● **Written exercise**
Restate the full set of records exactly, word for word.

● **Material**
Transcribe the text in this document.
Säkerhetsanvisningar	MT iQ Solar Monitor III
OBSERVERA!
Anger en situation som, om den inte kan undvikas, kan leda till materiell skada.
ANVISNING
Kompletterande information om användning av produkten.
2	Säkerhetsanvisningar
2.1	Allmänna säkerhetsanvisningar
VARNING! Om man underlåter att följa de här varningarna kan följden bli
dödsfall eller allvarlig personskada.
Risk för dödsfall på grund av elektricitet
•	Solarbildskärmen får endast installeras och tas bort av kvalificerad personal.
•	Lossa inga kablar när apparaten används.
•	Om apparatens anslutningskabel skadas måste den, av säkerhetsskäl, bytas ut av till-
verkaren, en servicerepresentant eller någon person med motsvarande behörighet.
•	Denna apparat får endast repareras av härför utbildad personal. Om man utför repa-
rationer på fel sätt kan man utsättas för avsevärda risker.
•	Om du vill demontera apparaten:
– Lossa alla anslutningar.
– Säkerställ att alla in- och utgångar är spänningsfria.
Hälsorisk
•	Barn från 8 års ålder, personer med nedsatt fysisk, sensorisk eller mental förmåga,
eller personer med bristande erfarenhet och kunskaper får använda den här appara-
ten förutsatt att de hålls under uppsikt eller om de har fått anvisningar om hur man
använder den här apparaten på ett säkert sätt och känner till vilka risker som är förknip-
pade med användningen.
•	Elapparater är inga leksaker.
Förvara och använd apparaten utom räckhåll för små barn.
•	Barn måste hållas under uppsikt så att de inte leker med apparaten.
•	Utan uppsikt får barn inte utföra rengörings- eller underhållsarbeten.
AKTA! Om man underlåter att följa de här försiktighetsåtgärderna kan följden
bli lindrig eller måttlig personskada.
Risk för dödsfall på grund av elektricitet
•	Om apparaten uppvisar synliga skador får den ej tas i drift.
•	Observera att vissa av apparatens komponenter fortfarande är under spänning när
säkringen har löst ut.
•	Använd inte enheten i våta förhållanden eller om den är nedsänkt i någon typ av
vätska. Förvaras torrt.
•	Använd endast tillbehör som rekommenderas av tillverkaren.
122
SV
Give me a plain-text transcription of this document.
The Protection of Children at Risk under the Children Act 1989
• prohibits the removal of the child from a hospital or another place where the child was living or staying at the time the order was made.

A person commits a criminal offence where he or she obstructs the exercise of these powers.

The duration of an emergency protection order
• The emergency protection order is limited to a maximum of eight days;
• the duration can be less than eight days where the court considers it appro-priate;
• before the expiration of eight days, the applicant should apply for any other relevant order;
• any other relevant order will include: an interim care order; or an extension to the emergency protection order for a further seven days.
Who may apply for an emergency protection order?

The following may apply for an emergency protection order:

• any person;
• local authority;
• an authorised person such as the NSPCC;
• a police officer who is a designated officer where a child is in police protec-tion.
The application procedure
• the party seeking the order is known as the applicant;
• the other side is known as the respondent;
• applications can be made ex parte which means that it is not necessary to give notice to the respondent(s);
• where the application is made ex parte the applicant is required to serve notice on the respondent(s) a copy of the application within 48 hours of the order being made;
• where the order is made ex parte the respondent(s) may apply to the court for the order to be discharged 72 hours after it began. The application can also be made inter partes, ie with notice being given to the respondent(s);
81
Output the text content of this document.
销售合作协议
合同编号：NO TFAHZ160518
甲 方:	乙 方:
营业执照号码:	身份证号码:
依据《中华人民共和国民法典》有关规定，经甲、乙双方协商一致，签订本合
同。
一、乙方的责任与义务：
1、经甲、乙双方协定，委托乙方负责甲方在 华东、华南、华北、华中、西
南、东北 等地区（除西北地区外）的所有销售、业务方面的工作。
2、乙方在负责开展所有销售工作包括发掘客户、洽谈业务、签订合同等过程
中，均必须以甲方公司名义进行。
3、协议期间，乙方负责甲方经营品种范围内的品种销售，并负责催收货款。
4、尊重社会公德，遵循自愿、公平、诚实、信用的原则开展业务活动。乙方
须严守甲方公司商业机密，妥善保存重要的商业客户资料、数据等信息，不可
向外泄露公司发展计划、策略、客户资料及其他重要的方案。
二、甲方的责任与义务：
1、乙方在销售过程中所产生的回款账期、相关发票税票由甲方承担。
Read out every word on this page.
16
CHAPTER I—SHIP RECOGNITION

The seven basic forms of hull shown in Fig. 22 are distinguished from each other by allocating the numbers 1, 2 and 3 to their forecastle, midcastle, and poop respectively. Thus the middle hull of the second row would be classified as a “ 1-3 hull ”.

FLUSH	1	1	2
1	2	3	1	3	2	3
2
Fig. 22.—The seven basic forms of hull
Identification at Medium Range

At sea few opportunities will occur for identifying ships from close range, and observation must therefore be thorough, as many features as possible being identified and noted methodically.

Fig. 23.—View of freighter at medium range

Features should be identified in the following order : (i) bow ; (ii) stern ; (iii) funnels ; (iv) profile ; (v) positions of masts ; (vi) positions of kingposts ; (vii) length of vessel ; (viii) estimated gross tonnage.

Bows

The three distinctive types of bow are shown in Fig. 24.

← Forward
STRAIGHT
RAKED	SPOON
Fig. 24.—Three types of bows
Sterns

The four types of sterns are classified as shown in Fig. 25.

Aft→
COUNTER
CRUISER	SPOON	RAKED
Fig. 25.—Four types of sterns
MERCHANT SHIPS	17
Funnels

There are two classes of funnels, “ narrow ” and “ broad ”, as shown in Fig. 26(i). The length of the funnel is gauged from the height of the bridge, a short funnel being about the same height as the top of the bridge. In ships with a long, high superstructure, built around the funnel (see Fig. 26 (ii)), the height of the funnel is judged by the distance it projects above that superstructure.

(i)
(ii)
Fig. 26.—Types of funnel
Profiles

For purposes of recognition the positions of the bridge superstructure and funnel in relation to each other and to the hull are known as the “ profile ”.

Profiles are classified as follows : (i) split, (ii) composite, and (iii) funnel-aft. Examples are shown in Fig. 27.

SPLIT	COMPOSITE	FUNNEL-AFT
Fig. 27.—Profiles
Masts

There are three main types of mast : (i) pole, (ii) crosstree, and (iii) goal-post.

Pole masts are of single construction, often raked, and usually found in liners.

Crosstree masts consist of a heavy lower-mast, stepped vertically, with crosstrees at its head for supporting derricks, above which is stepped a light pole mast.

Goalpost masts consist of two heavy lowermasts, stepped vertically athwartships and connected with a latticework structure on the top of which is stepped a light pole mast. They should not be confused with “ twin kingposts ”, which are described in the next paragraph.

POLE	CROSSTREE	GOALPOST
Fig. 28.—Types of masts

● **Correct result**
Transcribe the text in this document.
Säkerhetsanvisningar	MT iQ Solar Monitor III
OBSERVERA!
Anger en situation som, om den inte kan undvikas, kan leda till materiell skada.
ANVISNING
Kompletterande information om användning av produkten.
2	Säkerhetsanvisningar
2.1	Allmänna säkerhetsanvisningar
VARNING! Om man underlåter att följa de här varningarna kan följden bli
dödsfall eller allvarlig personskada.
Risk för dödsfall på grund av elektricitet
•	Solarbildskärmen får endast installeras och tas bort av kvalificerad personal.
•	Lossa inga kablar när apparaten används.
•	Om apparatens anslutningskabel skadas måste den, av säkerhetsskäl, bytas ut av till-
verkaren, en servicerepresentant eller någon person med motsvarande behörighet.
•	Denna apparat får endast repareras av härför utbildad personal. Om man utför repa-
rationer på fel sätt kan man utsättas för avsevärda risker.
•	Om du vill demontera apparaten:
– Lossa alla anslutningar.
– Säkerställ att alla in- och utgångar är spänningsfria.
Hälsorisk
•	Barn från 8 års ålder, personer med nedsatt fysisk, sensorisk eller mental förmåga,
eller personer med bristande erfarenhet och kunskaper får använda den här appara-
ten förutsatt att de hålls under uppsikt eller om de har fått anvisningar om hur man
använder den här apparaten på ett säkert sätt och känner till vilka risker som är förknip-
pade med användningen.
•	Elapparater är inga leksaker.
Förvara och använd apparaten utom räckhåll för små barn.
•	Barn måste hållas under uppsikt så att de inte leker med apparaten.
•	Utan uppsikt får barn inte utföra rengörings- eller underhållsarbeten.
AKTA! Om man underlåter att följa de här försiktighetsåtgärderna kan följden
bli lindrig eller måttlig personskada.
Risk för dödsfall på grund av elektricitet
•	Om apparaten uppvisar synliga skador får den ej tas i drift.
•	Observera att vissa av apparatens komponenter fortfarande är under spänning när
säkringen har löst ut.
•	Använd inte enheten i våta förhållanden eller om den är nedsänkt i någon typ av
vätska. Förvaras torrt.
•	Använd endast tillbehör som rekommenderas av tillverkaren.
122
SV
Give me a plain-text transcription of this document.
The Protection of Children at Risk under the Children Act 1989
• prohibits the removal of the child from a hospital or another place where the child was living or staying at the time the order was made.

A person commits a criminal offence where he or she obstructs the exercise of these powers.

The duration of an emergency protection order
• The emergency protection order is limited to a maximum of eight days;
• the duration can be less than eight days where the court considers it appro-priate;
• before the expiration of eight days, the applicant should apply for any other relevant order;
• any other relevant order will include: an interim care order; or an extension to the emergency protection order for a further seven days.
Who may apply for an emergency protection order?

The following may apply for an emergency protection order:

• any person;
• local authority;
• an authorised person such as the NSPCC;
• a police officer who is a designated officer where a child is in police protec-tion.
The application procedure
• the party seeking the order is known as the applicant;
• the other side is known as the respondent;
• applications can be made ex parte which means that it is not necessary to give notice to the respondent(s);
• where the application is made ex parte the applicant is required to serve notice on the respondent(s) a copy of the application within 48 hours of the order being made;
• where the order is made ex parte the respondent(s) may apply to the court for the order to be discharged 72 hours after it began. The application can also be made inter partes, ie with notice being given to the respondent(s);
81
Output the text content of this document.
销售合作协议
合同编号：NO TFAHZ160518
甲 方:	乙 方:
营业执照号码:	身份证号码:
依据《中华人民共和国民法典》有关规定，经甲、乙双方协商一致，签订本合
同。
一、乙方的责任与义务：
1、经甲、乙双方协定，委托乙方负责甲方在 华东、华南、华北、华中、西
南、东北 等地区（除西北地区外）的所有销售、业务方面的工作。
2、乙方在负责开展所有销售工作包括发掘客户、洽谈业务、签订合同等过程
中，均必须以甲方公司名义进行。
3、协议期间，乙方负责甲方经营品种范围内的品种销售，并负责催收货款。
4、尊重社会公德，遵循自愿、公平、诚实、信用的原则开展业务活动。乙方
须严守甲方公司商业机密，妥善保存重要的商业客户资料、数据等信息，不可
向外泄露公司发展计划、策略、客户资料及其他重要的方案。
二、甲方的责任与义务：
1、乙方在销售过程中所产生的回款账期、相关发票税票由甲方承担。
Read out every word on this page.
16
CHAPTER I—SHIP RECOGNITION

The seven basic forms of hull shown in Fig. 22 are distinguished from each other by allocating the numbers 1, 2 and 3 to their forecastle, midcastle, and poop respectively. Thus the middle hull of the second row would be classified as a “ 1-3 hull ”.

FLUSH	1	1	2
1	2	3	1	3	2	3
2
Fig. 22.—The seven basic forms of hull
Identification at Medium Range

At sea few opportunities will occur for identifying ships from close range, and observation must therefore be thorough, as many features as possible being identified and noted methodically.

Fig. 23.—View of freighter at medium range

Features should be identified in the following order : (i) bow ; (ii) stern ; (iii) funnels ; (iv) profile ; (v) positions of masts ; (vi) positions of kingposts ; (vii) length of vessel ; (viii) estimated gross tonnage.

Bows

The three distinctive types of bow are shown in Fig. 24.

← Forward
STRAIGHT
RAKED	SPOON
Fig. 24.—Three types of bows
Sterns

The four types of sterns are classified as shown in Fig. 25.

Aft→
COUNTER
CRUISER	SPOON	RAKED
Fig. 25.—Four types of sterns
MERCHANT SHIPS	17
Funnels

There are two classes of funnels, “ narrow ” and “ broad ”, as shown in Fig. 26(i). The length of the funnel is gauged from the height of the bridge, a short funnel being about the same height as the top of the bridge. In ships with a long, high superstructure, built around the funnel (see Fig. 26 (ii)), the height of the funnel is judged by the distance it projects above that superstructure.

(i)
(ii)
Fig. 26.—Types of funnel
Profiles

For purposes of recognition the positions of the bridge superstructure and funnel in relation to each other and to the hull are known as the “ profile ”.

Profiles are classified as follows : (i) split, (ii) composite, and (iii) funnel-aft. Examples are shown in Fig. 27.

SPLIT	COMPOSITE	FUNNEL-AFT
Fig. 27.—Profiles
Masts

There are three main types of mast : (i) pole, (ii) crosstree, and (iii) goal-post.

Pole masts are of single construction, often raked, and usually found in liners.

Crosstree masts consist of a heavy lower-mast, stepped vertically, with crosstrees at its head for supporting derricks, above which is stepped a light pole mast.

Goalpost masts consist of two heavy lowermasts, stepped vertically athwartships and connected with a latticework structure on the top of which is stepped a light pole mast. They should not be confused with “ twin kingposts ”, which are described in the next paragraph.

POLE	CROSSTREE	GOALPOST
Fig. 28.—Types of masts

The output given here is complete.